# [PROBLEM TO SOLVE]
Copy out every line of the records below character for character, omitting the pictures.

Element region listings:
>> Start
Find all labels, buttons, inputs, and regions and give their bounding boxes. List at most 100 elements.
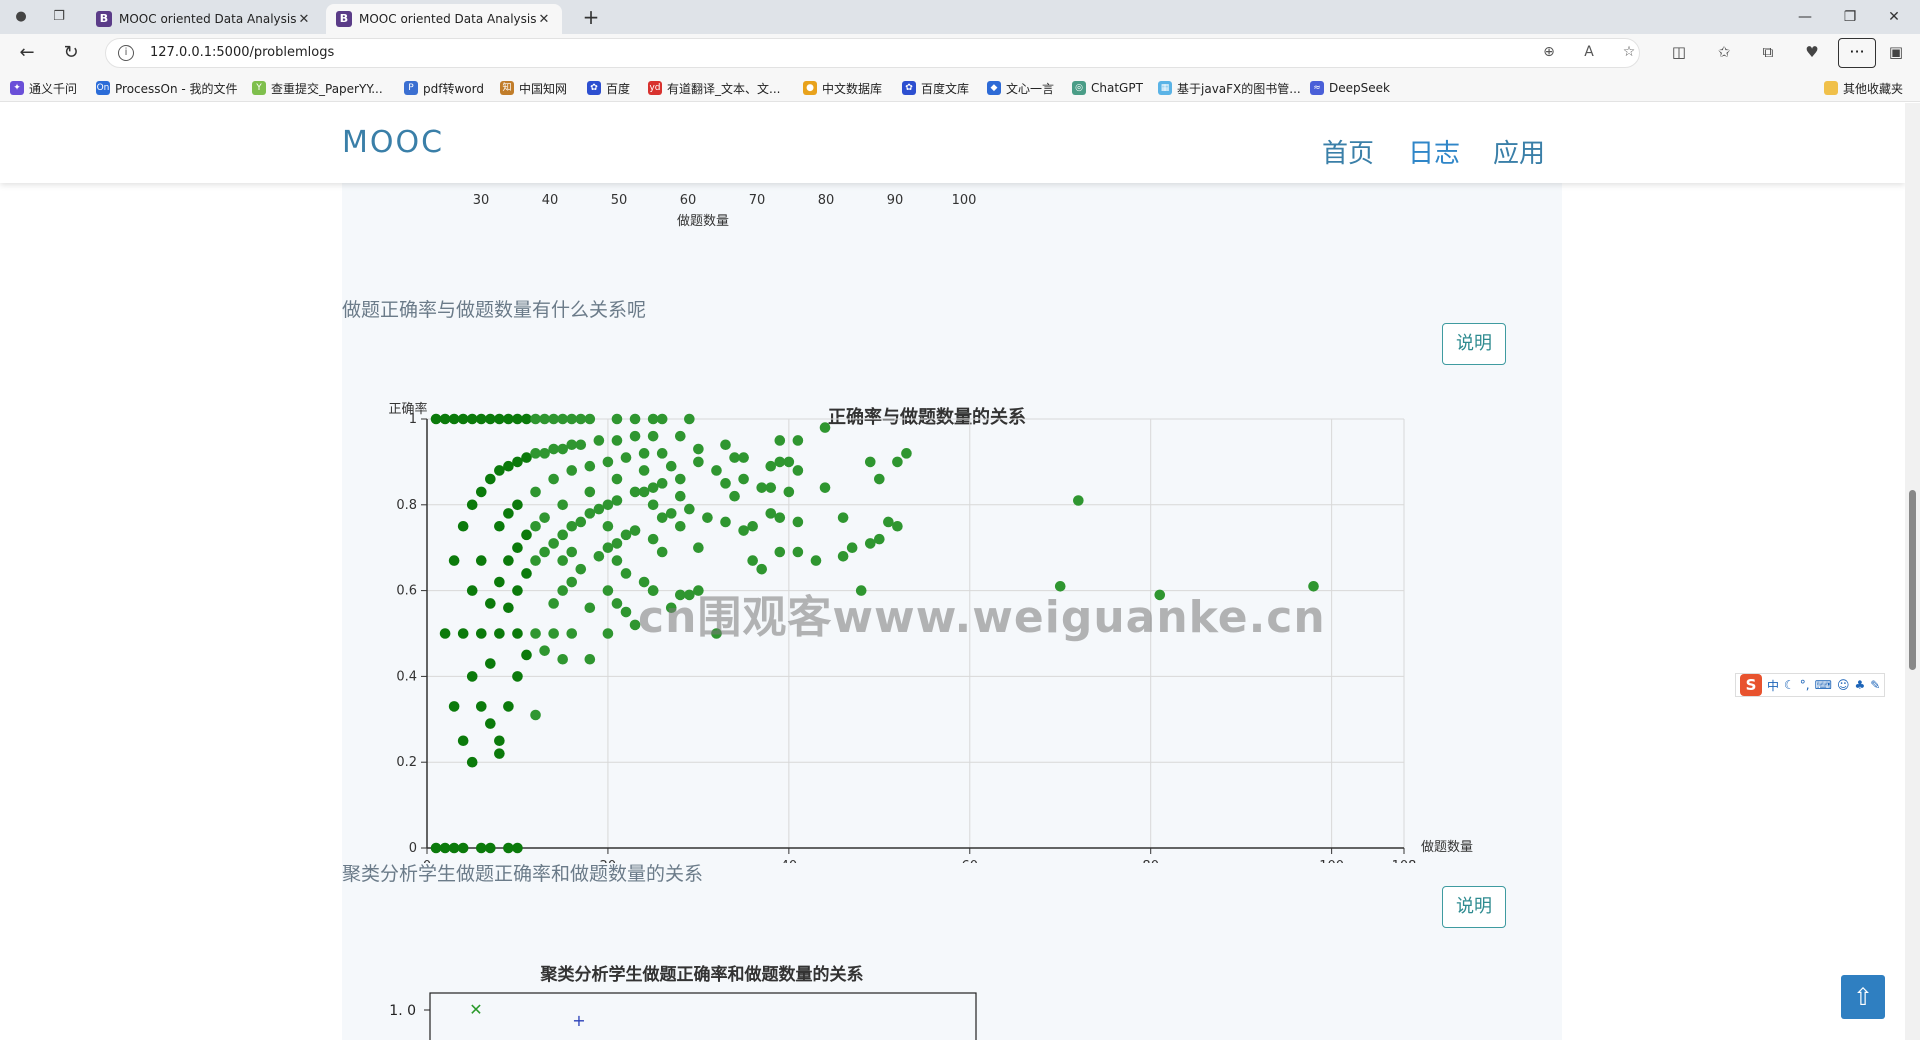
page-scrollbar[interactable]	[1905, 103, 1920, 1040]
scatter-point	[656, 478, 668, 489]
nav-apps[interactable]: 应用	[1493, 133, 1545, 170]
close-icon[interactable]: ✕	[536, 12, 552, 27]
bookmark-folder[interactable]: 其他收藏夹	[1824, 79, 1903, 97]
scatter-point	[475, 413, 487, 425]
bookmark-item[interactable]: ✿ 百度	[587, 79, 630, 97]
scatter-point	[430, 842, 442, 854]
scatter-point	[475, 628, 487, 639]
scrollbar-thumb[interactable]	[1909, 490, 1916, 670]
scatter-point	[602, 628, 614, 639]
scatter-point	[494, 628, 505, 639]
favorites-icon[interactable]: ✩	[1713, 43, 1735, 63]
browser-toolbar: ← ↻ i 127.0.0.1:5000/problemlogs ⊕ A ☆ ◫…	[0, 34, 1920, 72]
sidebar-icon[interactable]: ▣	[1885, 43, 1907, 63]
scatter-point	[647, 413, 659, 425]
scatter-point	[539, 413, 550, 425]
bookmark-item[interactable]: ● 中文数据库	[803, 79, 882, 97]
scatter-point	[901, 448, 912, 459]
scatter-point	[494, 465, 505, 476]
scatter-point	[729, 490, 740, 502]
scatter-point	[512, 842, 523, 854]
tab-2[interactable]: B MOOC oriented Data Analysis Sys ✕	[326, 4, 562, 34]
tab-1[interactable]: B MOOC oriented Data Analysis Sys ✕	[86, 4, 322, 34]
punctuation-icon[interactable]: °,	[1800, 678, 1810, 692]
bookmark-item[interactable]: ✦ 通义千问	[10, 79, 77, 97]
tab-actions-icon[interactable]: ❐	[48, 6, 70, 28]
bookmark-icon: P	[404, 81, 418, 95]
scatter-point	[855, 585, 867, 596]
collections-icon[interactable]: ⧉	[1757, 43, 1779, 63]
restore-button[interactable]: ❐	[1830, 4, 1870, 30]
bookmark-item[interactable]: Ppdf转word	[404, 79, 484, 97]
browser-essentials-icon[interactable]: ♥	[1801, 43, 1823, 63]
cluster-y-tick-label: 1. 0	[389, 1003, 416, 1019]
bookmark-item[interactable]: On ProcessOn - 我的文件	[96, 79, 238, 97]
ime-mode[interactable]: 中	[1767, 677, 1779, 694]
split-screen-icon[interactable]: ◫	[1668, 43, 1690, 63]
minimize-button[interactable]: —	[1785, 4, 1825, 30]
scatter-point	[602, 520, 614, 532]
moon-icon[interactable]: ☾	[1784, 678, 1795, 692]
scatter-point	[548, 598, 559, 609]
user-icon[interactable]: ☺	[1837, 678, 1850, 692]
scatter-point	[629, 413, 641, 425]
scatter-point	[548, 538, 559, 549]
ime-toolbar[interactable]: S 中 ☾ °, ⌨ ☺ ♣ ✎	[1735, 673, 1886, 697]
scatter-point	[837, 512, 849, 523]
scatter-point	[729, 452, 740, 463]
scatter-point	[503, 602, 514, 614]
scatter-point	[503, 701, 514, 712]
skin-icon[interactable]: ♣	[1854, 678, 1865, 692]
scatter-point	[593, 503, 605, 515]
zoom-icon[interactable]: ⊕	[1538, 44, 1560, 64]
scatter-point	[548, 628, 559, 639]
new-tab-button[interactable]: +	[578, 5, 604, 31]
scatter-point	[439, 842, 451, 854]
scatter-point	[738, 525, 749, 536]
scatter-point	[747, 555, 758, 566]
bookmark-item[interactable]: ✿ 百度文库	[902, 79, 969, 97]
x-tick-label: 100	[1319, 859, 1344, 863]
bookmark-item[interactable]: Y 查重提交_PaperYY...	[252, 79, 383, 97]
bookmark-item[interactable]: ◎ ChatGPT	[1072, 79, 1143, 97]
bookmark-item[interactable]: ▦ 基于javaFX的图书管...	[1158, 79, 1301, 97]
keyboard-icon[interactable]: ⌨	[1815, 678, 1832, 692]
scatter-point	[584, 486, 596, 498]
scatter-point	[485, 718, 496, 729]
site-logo[interactable]: MOOC	[342, 125, 444, 160]
favorite-star-icon[interactable]: ☆	[1618, 44, 1640, 64]
info-icon[interactable]: i	[118, 45, 134, 61]
back-to-top-button[interactable]: ⇧	[1841, 975, 1885, 1019]
more-menu-button[interactable]: ···	[1838, 38, 1876, 68]
close-icon[interactable]: ✕	[296, 12, 312, 27]
scatter-point	[665, 508, 677, 519]
bookmark-item[interactable]: yd 有道翻译_文本、文...	[648, 79, 780, 97]
nav-home[interactable]: 首页	[1322, 133, 1374, 170]
bookmarks-bar: ✦ 通义千问 On ProcessOn - 我的文件 Y 查重提交_PaperYY..…	[0, 72, 1920, 102]
scatter-point	[439, 413, 451, 425]
scatter-point	[530, 520, 541, 532]
bookmark-item[interactable]: ≈ DeepSeek	[1310, 79, 1390, 97]
prev-x-tick-label: 60	[680, 193, 697, 208]
back-button[interactable]: ←	[13, 40, 41, 66]
scatter-point	[702, 512, 713, 523]
bookmark-item[interactable]: ◆ 文心一言	[987, 79, 1054, 97]
bookmark-item[interactable]: 知中国知网	[500, 79, 567, 97]
address-bar[interactable]: i 127.0.0.1:5000/problemlogs ⊕ A ☆	[105, 38, 1640, 68]
scatter-point	[530, 709, 541, 721]
tab-strip: ● ❐ B MOOC oriented Data Analysis Sys ✕ …	[0, 0, 1920, 34]
address-url[interactable]: 127.0.0.1:5000/problemlogs	[150, 45, 334, 60]
close-window-button[interactable]: ✕	[1874, 4, 1914, 30]
scatter-point	[711, 628, 722, 639]
scatter-point	[539, 546, 550, 558]
wrench-icon[interactable]: ✎	[1870, 678, 1880, 692]
nav-logs[interactable]: 日志	[1408, 133, 1460, 170]
reload-button[interactable]: ↻	[57, 40, 85, 66]
read-aloud-icon[interactable]: A	[1578, 44, 1600, 64]
profile-icon[interactable]: ●	[10, 6, 32, 28]
scatter-point	[1308, 581, 1319, 592]
scatter-point	[711, 465, 722, 476]
explain-button-cluster[interactable]: 说明	[1442, 886, 1506, 928]
x-tick-label: 80	[1142, 859, 1159, 863]
scatter-point	[539, 645, 550, 656]
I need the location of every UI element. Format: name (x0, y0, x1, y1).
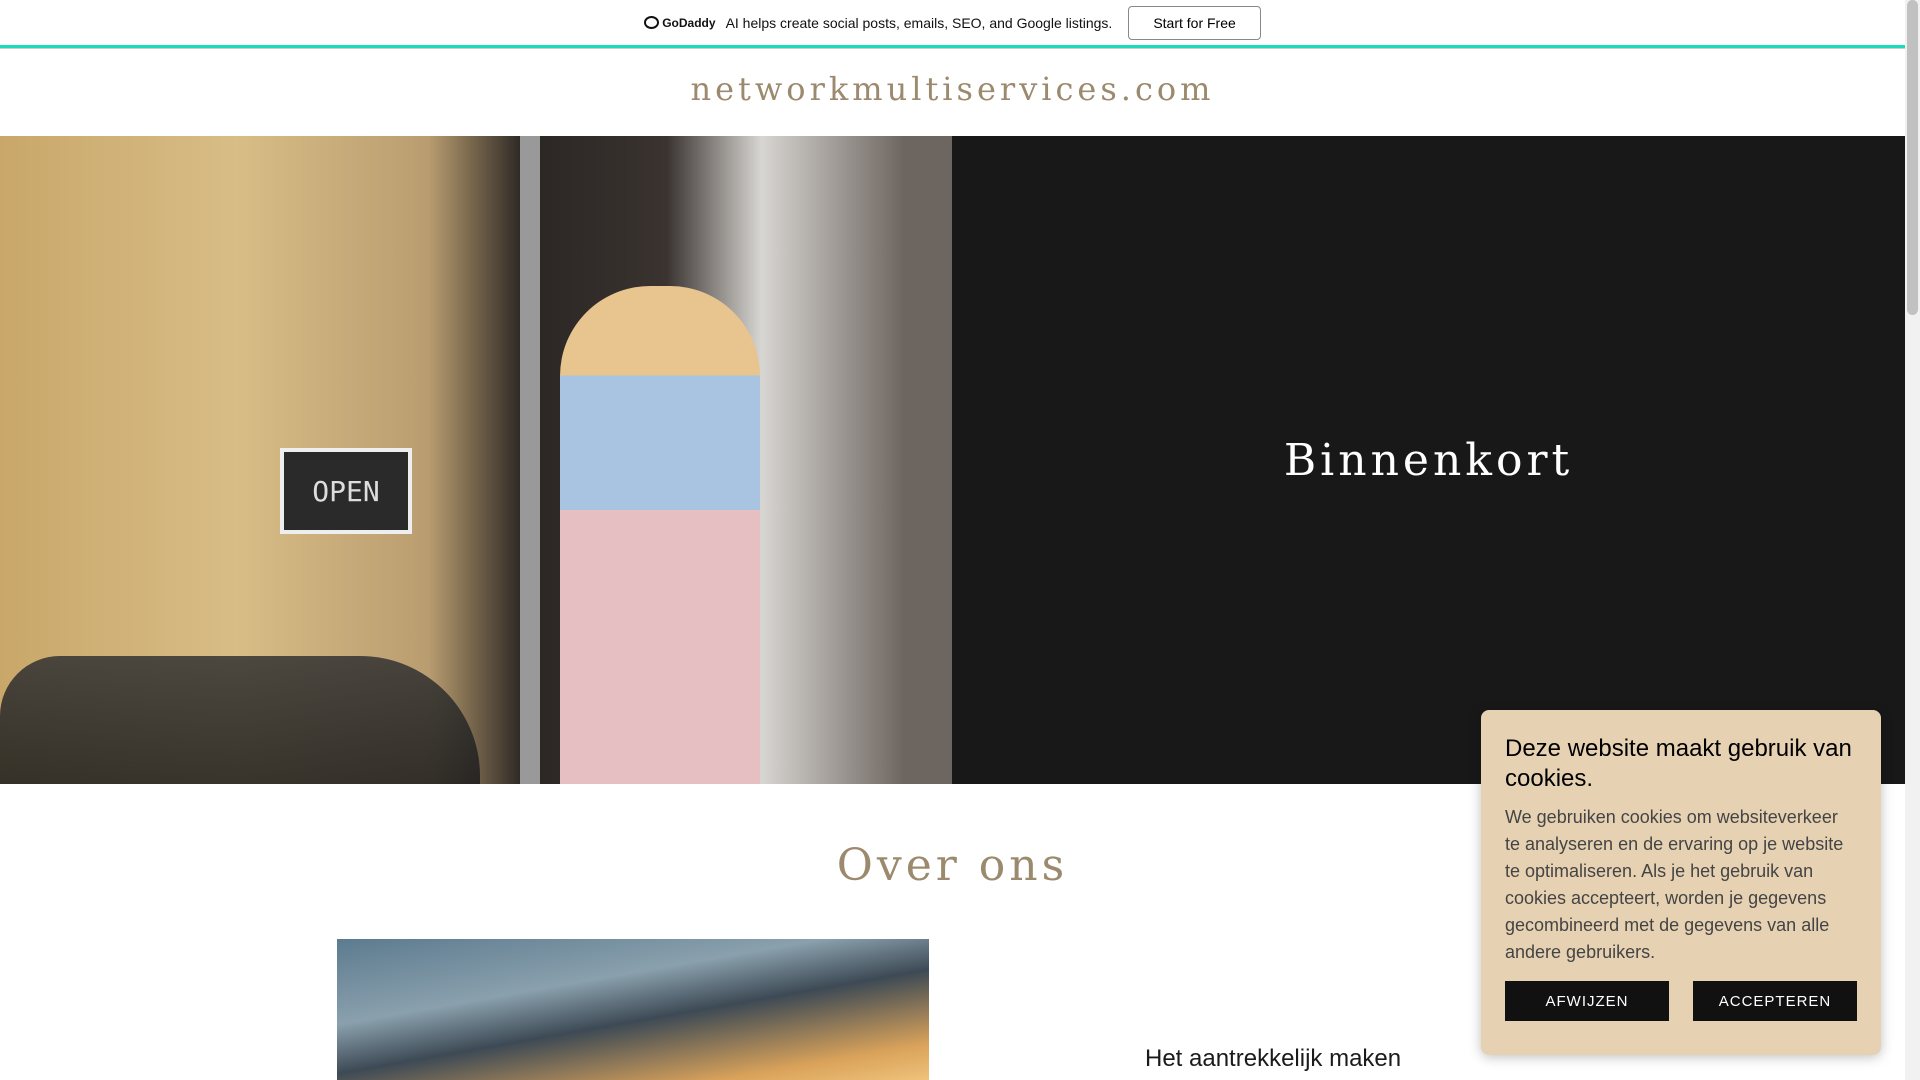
>> End
# [TASK RESULT]
Find all labels, buttons, inputs, and regions and give their bounding boxes. List at most 100 elements.
page-scrollbar[interactable]	[1905, 103, 1920, 1040]
scatter-point	[656, 478, 668, 489]
nav-apps[interactable]: 应用	[1493, 133, 1545, 170]
close-icon[interactable]: ✕	[536, 12, 552, 27]
bookmark-folder[interactable]: 其他收藏夹	[1824, 79, 1903, 97]
scatter-point	[475, 413, 487, 425]
bookmark-item[interactable]: ✿ 百度	[587, 79, 630, 97]
scatter-point	[430, 842, 442, 854]
scatter-point	[475, 628, 487, 639]
scrollbar-thumb[interactable]	[1909, 490, 1916, 670]
scatter-point	[602, 628, 614, 639]
scatter-point	[494, 628, 505, 639]
favorites-icon[interactable]: ✩	[1713, 43, 1735, 63]
browser-toolbar: ← ↻ i 127.0.0.1:5000/problemlogs ⊕ A ☆ ◫…	[0, 34, 1920, 72]
sidebar-icon[interactable]: ▣	[1885, 43, 1907, 63]
scatter-point	[647, 413, 659, 425]
scatter-point	[539, 413, 550, 425]
bookmark-item[interactable]: ● 中文数据库	[803, 79, 882, 97]
scatter-point	[901, 448, 912, 459]
scatter-point	[494, 465, 505, 476]
scatter-point	[729, 490, 740, 502]
scatter-point	[512, 842, 523, 854]
tab-2[interactable]: B MOOC oriented Data Analysis Sys ✕	[326, 4, 562, 34]
tab-1[interactable]: B MOOC oriented Data Analysis Sys ✕	[86, 4, 322, 34]
punctuation-icon[interactable]: °,	[1800, 678, 1810, 692]
bookmark-item[interactable]: ✦ 通义千问	[10, 79, 77, 97]
tab-actions-icon[interactable]: ❐	[48, 6, 70, 28]
bookmark-icon: P	[404, 81, 418, 95]
scatter-point	[855, 585, 867, 596]
collections-icon[interactable]: ⧉	[1757, 43, 1779, 63]
restore-button[interactable]: ❐	[1830, 4, 1870, 30]
bookmark-item[interactable]: Ppdf转word	[404, 79, 484, 97]
browser-essentials-icon[interactable]: ♥	[1801, 43, 1823, 63]
cluster-y-tick-label: 1. 0	[389, 1003, 416, 1019]
bookmark-item[interactable]: On ProcessOn - 我的文件	[96, 79, 238, 97]
ime-mode[interactable]: 中	[1767, 677, 1779, 694]
split-screen-icon[interactable]: ◫	[1668, 43, 1690, 63]
minimize-button[interactable]: —	[1785, 4, 1825, 30]
scatter-point	[602, 520, 614, 532]
moon-icon[interactable]: ☾	[1784, 678, 1795, 692]
scatter-point	[548, 598, 559, 609]
user-icon[interactable]: ☺	[1837, 678, 1850, 692]
scatter-point	[629, 413, 641, 425]
scatter-point	[548, 538, 559, 549]
ime-toolbar[interactable]: S 中 ☾ °, ⌨ ☺ ♣ ✎	[1735, 673, 1886, 697]
scatter-point	[837, 512, 849, 523]
scatter-point	[729, 452, 740, 463]
scatter-point	[503, 602, 514, 614]
scatter-point	[503, 701, 514, 712]
skin-icon[interactable]: ♣	[1854, 678, 1865, 692]
scatter-point	[593, 503, 605, 515]
zoom-icon[interactable]: ⊕	[1538, 44, 1560, 64]
scatter-point	[548, 628, 559, 639]
new-tab-button[interactable]: +	[578, 5, 604, 31]
scatter-point	[439, 842, 451, 854]
scatter-point	[738, 525, 749, 536]
scatter-point	[747, 555, 758, 566]
bookmark-item[interactable]: ✿ 百度文库	[902, 79, 969, 97]
x-tick-label: 100	[1319, 859, 1344, 863]
bookmark-item[interactable]: Y 查重提交_PaperYY...	[252, 79, 383, 97]
bookmark-item[interactable]: ◎ ChatGPT	[1072, 79, 1143, 97]
bookmark-item[interactable]: ▦ 基于javaFX的图书管...	[1158, 79, 1301, 97]
keyboard-icon[interactable]: ⌨	[1815, 678, 1832, 692]
scatter-point	[584, 486, 596, 498]
scatter-point	[485, 718, 496, 729]
site-logo[interactable]: MOOC	[342, 125, 444, 160]
favorite-star-icon[interactable]: ☆	[1618, 44, 1640, 64]
info-icon[interactable]: i	[118, 45, 134, 61]
back-to-top-button[interactable]: ⇧	[1841, 975, 1885, 1019]
more-menu-button[interactable]: ···	[1838, 38, 1876, 68]
close-icon[interactable]: ✕	[296, 12, 312, 27]
scatter-point	[665, 508, 677, 519]
bookmark-item[interactable]: yd 有道翻译_文本、文...	[648, 79, 780, 97]
nav-home[interactable]: 首页	[1322, 133, 1374, 170]
bookmarks-bar: ✦ 通义千问 On ProcessOn - 我的文件 Y 查重提交_PaperYY..…	[0, 72, 1920, 102]
scatter-point	[439, 413, 451, 425]
scatter-point	[530, 520, 541, 532]
bookmark-item[interactable]: ≈ DeepSeek	[1310, 79, 1390, 97]
prev-x-tick-label: 60	[680, 193, 697, 208]
back-button[interactable]: ←	[13, 40, 41, 66]
scatter-point	[702, 512, 713, 523]
bookmark-item[interactable]: ◆ 文心一言	[987, 79, 1054, 97]
bookmark-item[interactable]: 知中国知网	[500, 79, 567, 97]
address-bar[interactable]: i 127.0.0.1:5000/problemlogs ⊕ A ☆	[105, 38, 1640, 68]
scatter-point	[530, 709, 541, 721]
tab-strip: ● ❐ B MOOC oriented Data Analysis Sys ✕ …	[0, 0, 1920, 34]
address-url[interactable]: 127.0.0.1:5000/problemlogs	[150, 45, 334, 60]
close-window-button[interactable]: ✕	[1874, 4, 1914, 30]
scatter-point	[711, 628, 722, 639]
scatter-point	[539, 546, 550, 558]
wrench-icon[interactable]: ✎	[1870, 678, 1880, 692]
nav-logs[interactable]: 日志	[1408, 133, 1460, 170]
reload-button[interactable]: ↻	[57, 40, 85, 66]
read-aloud-icon[interactable]: A	[1578, 44, 1600, 64]
profile-icon[interactable]: ●	[10, 6, 32, 28]
scatter-point	[1308, 581, 1319, 592]
scatter-point	[711, 465, 722, 476]
explain-button-cluster[interactable]: 说明	[1442, 886, 1506, 928]
x-tick-label: 80	[1142, 859, 1159, 863]
scatter-point	[539, 645, 550, 656]
I need the location of every UI element. Format: name (x0, y0, x1, y1).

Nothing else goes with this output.